## start EXERCISE INPUT

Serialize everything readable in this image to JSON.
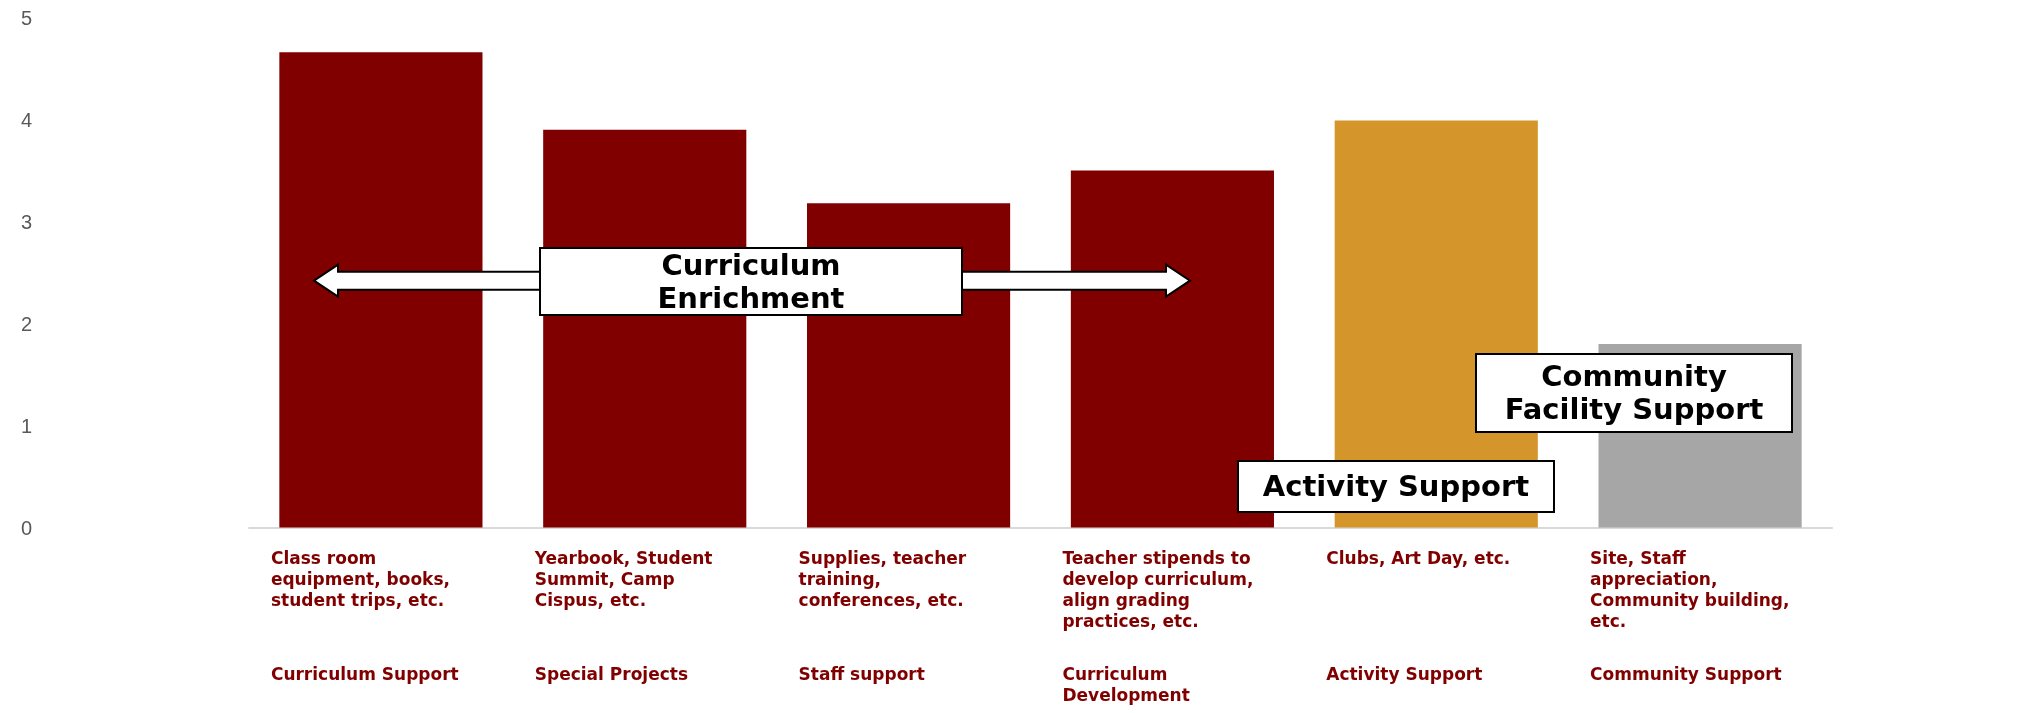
{
  "chart_data": {
    "type": "bar",
    "categories": [
      "Class room equipment, books, student trips, etc.",
      "Yearbook, Student Summit, Camp Cispus, etc.",
      "Supplies, teacher training, conferences, etc.",
      "Teacher stipends to develop curriculum, align grading practices, etc.",
      "Clubs, Art Day, etc.",
      "Site, Staff appreciation, Community building, etc."
    ],
    "values": [
      4.66,
      3.9,
      3.18,
      3.5,
      3.99,
      1.8
    ],
    "colors": [
      "#800000",
      "#800000",
      "#800000",
      "#800000",
      "#d4962b",
      "#a6a6a6"
    ],
    "ylim": [
      0,
      5
    ],
    "yticks": [
      0,
      1,
      2,
      3,
      4,
      5
    ],
    "grid": false,
    "annotations": [
      "Curriculum Enrichment",
      "Activity Support",
      "Community Facility Support",
      "Curriculum Support",
      "Special Projects",
      "Staff support",
      "Curriculum Development",
      "Activity Support",
      "Community Support"
    ]
  }
}
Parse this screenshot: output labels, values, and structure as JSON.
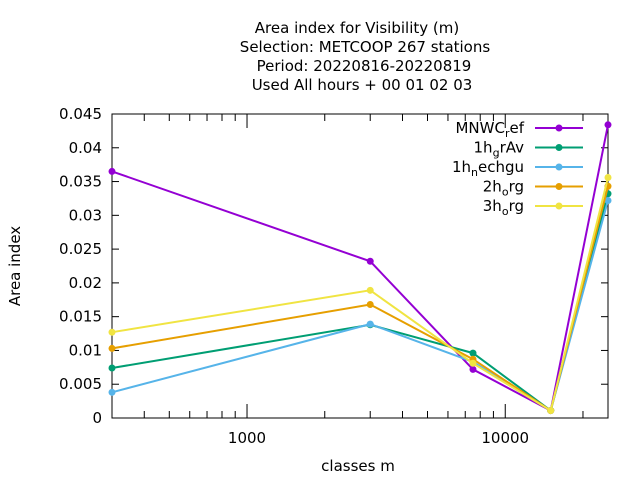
{
  "chart_data": {
    "type": "line",
    "title_lines": [
      "Area index  for Visibility (m)",
      "Selection: METCOOP    267 stations",
      "Period: 20220816-20220819",
      "Used  All hours + 00 01 02 03"
    ],
    "xlabel": "classes m",
    "ylabel": "Area index",
    "xscale": "log",
    "xlim": [
      300,
      25000
    ],
    "ylim": [
      0,
      0.045
    ],
    "x_tick_labels": [
      "1000",
      "10000"
    ],
    "y_ticks": [
      "0",
      "0.005",
      "0.01",
      "0.015",
      "0.02",
      "0.025",
      "0.03",
      "0.035",
      "0.04",
      "0.045"
    ],
    "x": [
      300,
      3000,
      7500,
      15000,
      25000
    ],
    "legend_position": "top-right",
    "series": [
      {
        "name": "MNWC_ref",
        "legend_parts": [
          "MNWC",
          "r",
          "ef"
        ],
        "color": "#9400d3",
        "values": [
          0.0365,
          0.0232,
          0.0072,
          0.0011,
          0.0434
        ]
      },
      {
        "name": "1h_grAv",
        "legend_parts": [
          "1h",
          "g",
          "rAv"
        ],
        "color": "#009e73",
        "values": [
          0.0074,
          0.0138,
          0.0096,
          0.0011,
          0.0332
        ]
      },
      {
        "name": "1h_nechgu",
        "legend_parts": [
          "1h",
          "n",
          "echgu"
        ],
        "color": "#56b4e9",
        "values": [
          0.0038,
          0.0139,
          0.0083,
          0.0011,
          0.0322
        ]
      },
      {
        "name": "2h_org",
        "legend_parts": [
          "2h",
          "o",
          "rg"
        ],
        "color": "#e69f00",
        "values": [
          0.0103,
          0.0168,
          0.0087,
          0.0011,
          0.0343
        ]
      },
      {
        "name": "3h_org",
        "legend_parts": [
          "3h",
          "o",
          "rg"
        ],
        "color": "#f0e442",
        "values": [
          0.0127,
          0.0189,
          0.0081,
          0.0011,
          0.0356
        ]
      }
    ]
  }
}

## end EXERCISE INPUT

**TASK DETAILS**
Print every record above exactly as written, leaving out the pictures.

**RESPONSE BELOW**
Serialize everything readable in this image to JSON.
{
  "chart_data": {
    "type": "bar",
    "categories": [
      "Class room equipment, books, student trips, etc.",
      "Yearbook, Student Summit, Camp Cispus, etc.",
      "Supplies, teacher training, conferences, etc.",
      "Teacher stipends to develop curriculum, align grading practices, etc.",
      "Clubs, Art Day, etc.",
      "Site, Staff appreciation, Community building, etc."
    ],
    "values": [
      4.66,
      3.9,
      3.18,
      3.5,
      3.99,
      1.8
    ],
    "colors": [
      "#800000",
      "#800000",
      "#800000",
      "#800000",
      "#d4962b",
      "#a6a6a6"
    ],
    "ylim": [
      0,
      5
    ],
    "yticks": [
      0,
      1,
      2,
      3,
      4,
      5
    ],
    "grid": false,
    "annotations": [
      "Curriculum Enrichment",
      "Activity Support",
      "Community Facility Support",
      "Curriculum Support",
      "Special Projects",
      "Staff support",
      "Curriculum Development",
      "Activity Support",
      "Community Support"
    ]
  }
}
Parse this screenshot: output labels, values, and structure as JSON.
{
  "chart_data": {
    "type": "line",
    "title_lines": [
      "Area index  for Visibility (m)",
      "Selection: METCOOP    267 stations",
      "Period: 20220816-20220819",
      "Used  All hours + 00 01 02 03"
    ],
    "xlabel": "classes m",
    "ylabel": "Area index",
    "xscale": "log",
    "xlim": [
      300,
      25000
    ],
    "ylim": [
      0,
      0.045
    ],
    "x_tick_labels": [
      "1000",
      "10000"
    ],
    "y_ticks": [
      "0",
      "0.005",
      "0.01",
      "0.015",
      "0.02",
      "0.025",
      "0.03",
      "0.035",
      "0.04",
      "0.045"
    ],
    "x": [
      300,
      3000,
      7500,
      15000,
      25000
    ],
    "legend_position": "top-right",
    "series": [
      {
        "name": "MNWC_ref",
        "legend_parts": [
          "MNWC",
          "r",
          "ef"
        ],
        "color": "#9400d3",
        "values": [
          0.0365,
          0.0232,
          0.0072,
          0.0011,
          0.0434
        ]
      },
      {
        "name": "1h_grAv",
        "legend_parts": [
          "1h",
          "g",
          "rAv"
        ],
        "color": "#009e73",
        "values": [
          0.0074,
          0.0138,
          0.0096,
          0.0011,
          0.0332
        ]
      },
      {
        "name": "1h_nechgu",
        "legend_parts": [
          "1h",
          "n",
          "echgu"
        ],
        "color": "#56b4e9",
        "values": [
          0.0038,
          0.0139,
          0.0083,
          0.0011,
          0.0322
        ]
      },
      {
        "name": "2h_org",
        "legend_parts": [
          "2h",
          "o",
          "rg"
        ],
        "color": "#e69f00",
        "values": [
          0.0103,
          0.0168,
          0.0087,
          0.0011,
          0.0343
        ]
      },
      {
        "name": "3h_org",
        "legend_parts": [
          "3h",
          "o",
          "rg"
        ],
        "color": "#f0e442",
        "values": [
          0.0127,
          0.0189,
          0.0081,
          0.0011,
          0.0356
        ]
      }
    ]
  }
}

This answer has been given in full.